Go through the material below and copy all lines with "value".

★ ★ ★ ★ ★

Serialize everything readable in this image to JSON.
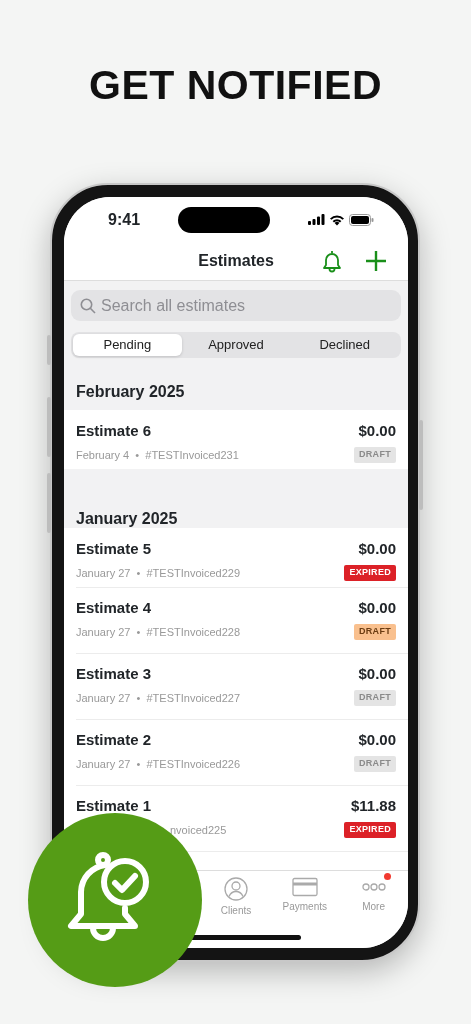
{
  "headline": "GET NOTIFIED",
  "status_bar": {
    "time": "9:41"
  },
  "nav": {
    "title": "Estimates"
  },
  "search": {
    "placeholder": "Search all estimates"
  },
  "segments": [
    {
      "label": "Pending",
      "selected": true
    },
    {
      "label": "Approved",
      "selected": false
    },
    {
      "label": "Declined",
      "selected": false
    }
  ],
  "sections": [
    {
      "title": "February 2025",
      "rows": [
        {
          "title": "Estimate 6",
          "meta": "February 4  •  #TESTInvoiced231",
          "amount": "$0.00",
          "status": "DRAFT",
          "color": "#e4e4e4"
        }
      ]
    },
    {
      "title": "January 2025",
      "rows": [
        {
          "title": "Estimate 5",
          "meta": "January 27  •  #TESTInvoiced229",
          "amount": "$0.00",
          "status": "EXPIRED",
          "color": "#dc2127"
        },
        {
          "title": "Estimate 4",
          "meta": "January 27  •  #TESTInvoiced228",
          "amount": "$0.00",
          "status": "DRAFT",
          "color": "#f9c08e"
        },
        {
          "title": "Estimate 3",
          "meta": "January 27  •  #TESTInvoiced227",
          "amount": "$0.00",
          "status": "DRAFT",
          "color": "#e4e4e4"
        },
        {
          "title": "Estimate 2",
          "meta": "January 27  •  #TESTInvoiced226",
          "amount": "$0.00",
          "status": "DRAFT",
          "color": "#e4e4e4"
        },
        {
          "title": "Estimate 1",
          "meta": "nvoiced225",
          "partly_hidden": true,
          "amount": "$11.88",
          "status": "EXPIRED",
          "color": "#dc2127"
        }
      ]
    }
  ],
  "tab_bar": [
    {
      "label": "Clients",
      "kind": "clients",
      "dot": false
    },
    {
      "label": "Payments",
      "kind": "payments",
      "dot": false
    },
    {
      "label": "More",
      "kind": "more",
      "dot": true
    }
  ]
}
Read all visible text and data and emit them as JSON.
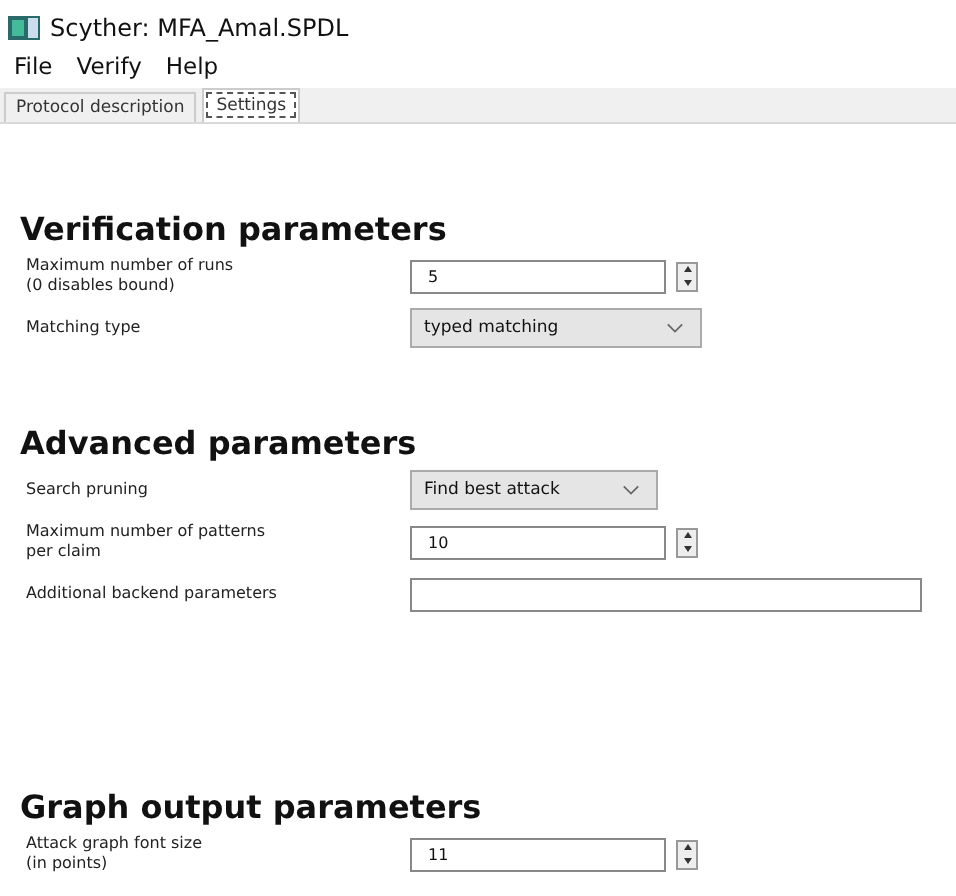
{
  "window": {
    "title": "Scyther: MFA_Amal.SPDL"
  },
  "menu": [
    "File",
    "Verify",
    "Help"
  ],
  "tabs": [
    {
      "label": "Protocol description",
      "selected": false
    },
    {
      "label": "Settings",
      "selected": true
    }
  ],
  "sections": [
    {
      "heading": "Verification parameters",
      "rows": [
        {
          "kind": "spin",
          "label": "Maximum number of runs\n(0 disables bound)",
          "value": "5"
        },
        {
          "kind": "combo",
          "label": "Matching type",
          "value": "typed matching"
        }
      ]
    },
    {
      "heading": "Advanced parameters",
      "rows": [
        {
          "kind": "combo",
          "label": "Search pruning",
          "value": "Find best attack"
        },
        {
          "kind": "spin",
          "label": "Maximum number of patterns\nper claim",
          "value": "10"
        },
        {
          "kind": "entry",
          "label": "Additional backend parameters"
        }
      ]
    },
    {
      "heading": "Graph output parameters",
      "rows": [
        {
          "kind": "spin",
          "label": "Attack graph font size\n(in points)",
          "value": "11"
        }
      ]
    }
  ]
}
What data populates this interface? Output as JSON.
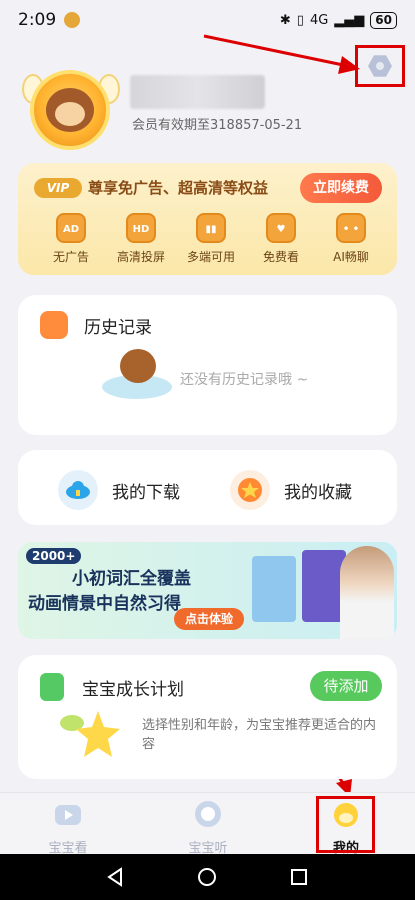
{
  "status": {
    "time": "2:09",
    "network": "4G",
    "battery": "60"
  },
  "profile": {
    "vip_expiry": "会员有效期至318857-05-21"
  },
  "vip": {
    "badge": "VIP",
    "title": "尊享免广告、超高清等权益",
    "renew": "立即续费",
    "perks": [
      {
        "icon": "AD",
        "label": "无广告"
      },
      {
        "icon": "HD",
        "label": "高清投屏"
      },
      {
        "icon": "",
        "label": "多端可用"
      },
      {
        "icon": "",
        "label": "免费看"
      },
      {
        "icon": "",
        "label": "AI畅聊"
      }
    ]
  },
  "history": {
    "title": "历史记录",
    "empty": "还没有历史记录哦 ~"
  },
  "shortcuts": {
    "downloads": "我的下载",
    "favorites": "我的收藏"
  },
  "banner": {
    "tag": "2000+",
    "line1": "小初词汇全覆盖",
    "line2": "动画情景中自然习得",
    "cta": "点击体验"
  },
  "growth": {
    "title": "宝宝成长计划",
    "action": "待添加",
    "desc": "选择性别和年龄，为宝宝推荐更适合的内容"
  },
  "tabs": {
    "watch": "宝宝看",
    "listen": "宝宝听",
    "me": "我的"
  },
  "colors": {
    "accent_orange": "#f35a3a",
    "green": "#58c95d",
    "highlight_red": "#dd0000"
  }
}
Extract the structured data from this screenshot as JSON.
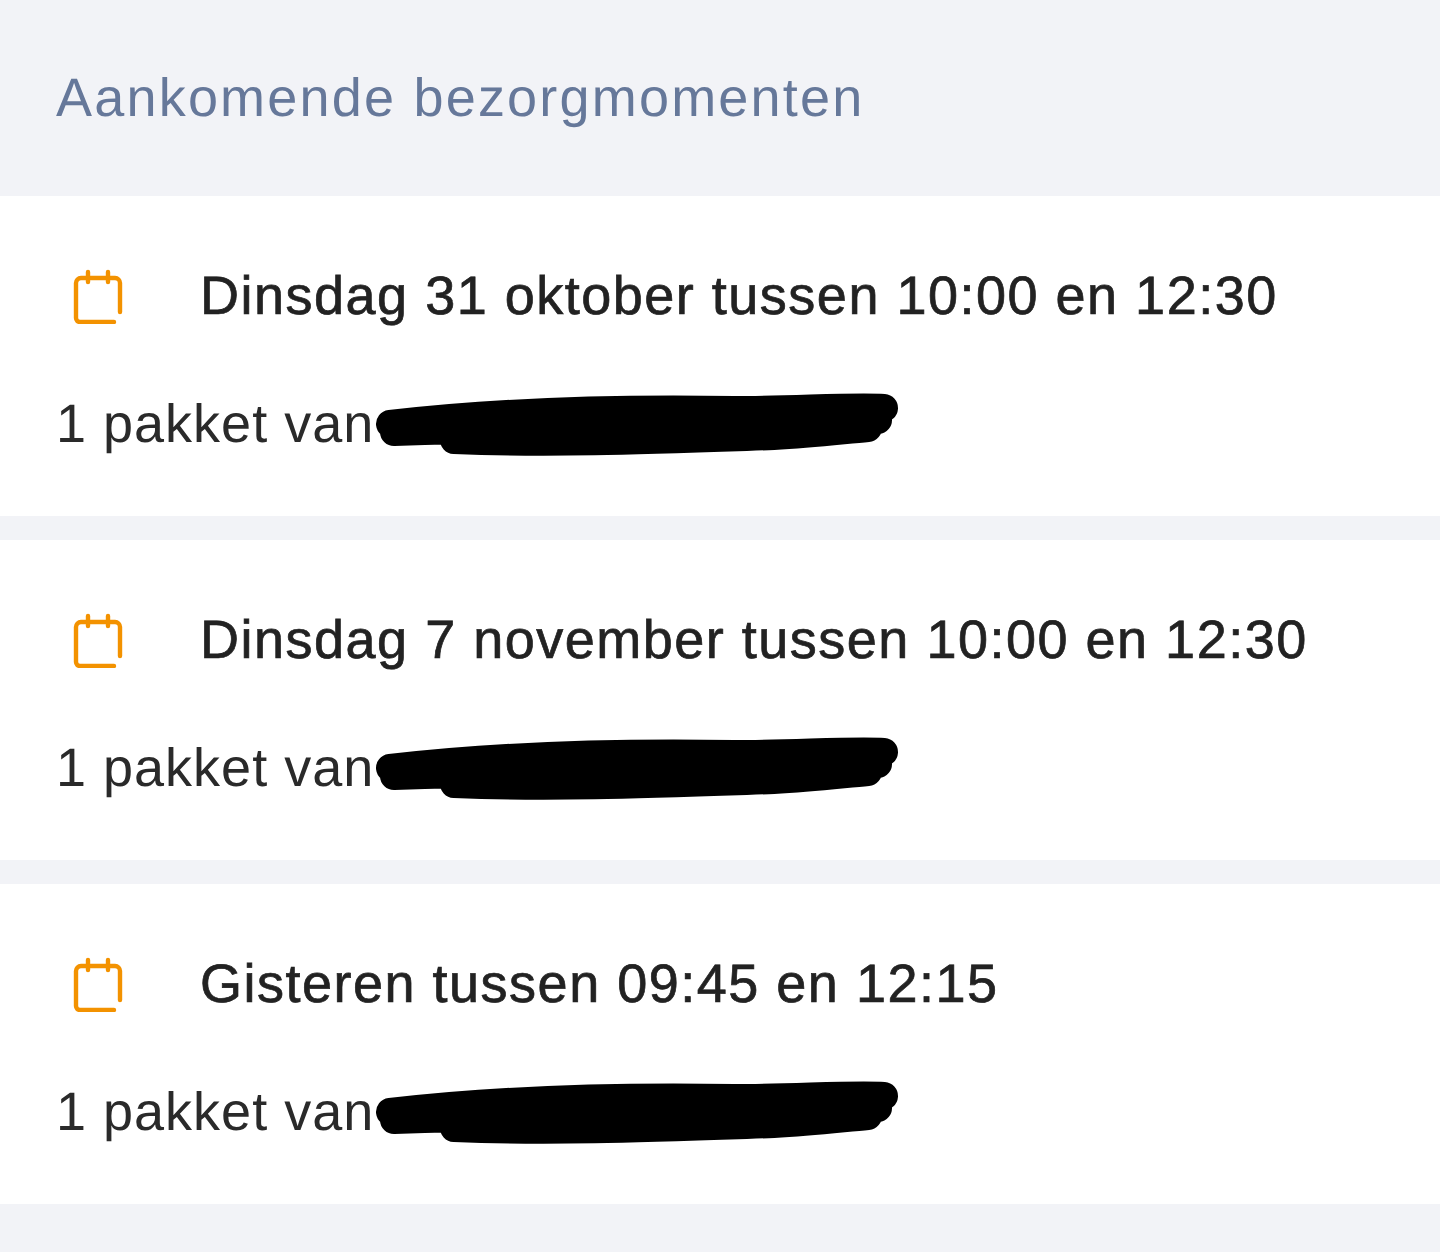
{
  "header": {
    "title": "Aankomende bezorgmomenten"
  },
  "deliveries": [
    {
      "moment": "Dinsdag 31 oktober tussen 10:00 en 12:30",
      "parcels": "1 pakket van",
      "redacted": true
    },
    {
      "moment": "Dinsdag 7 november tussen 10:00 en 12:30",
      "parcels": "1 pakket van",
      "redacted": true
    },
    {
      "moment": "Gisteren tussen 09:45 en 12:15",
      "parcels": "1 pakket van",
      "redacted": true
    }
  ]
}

★ ★ ★ ★ ★

Correct result »
          "value": "5"
          "value": "typed matching"
          "value": "Find best attack"
          "value": "10"
          "value": "11"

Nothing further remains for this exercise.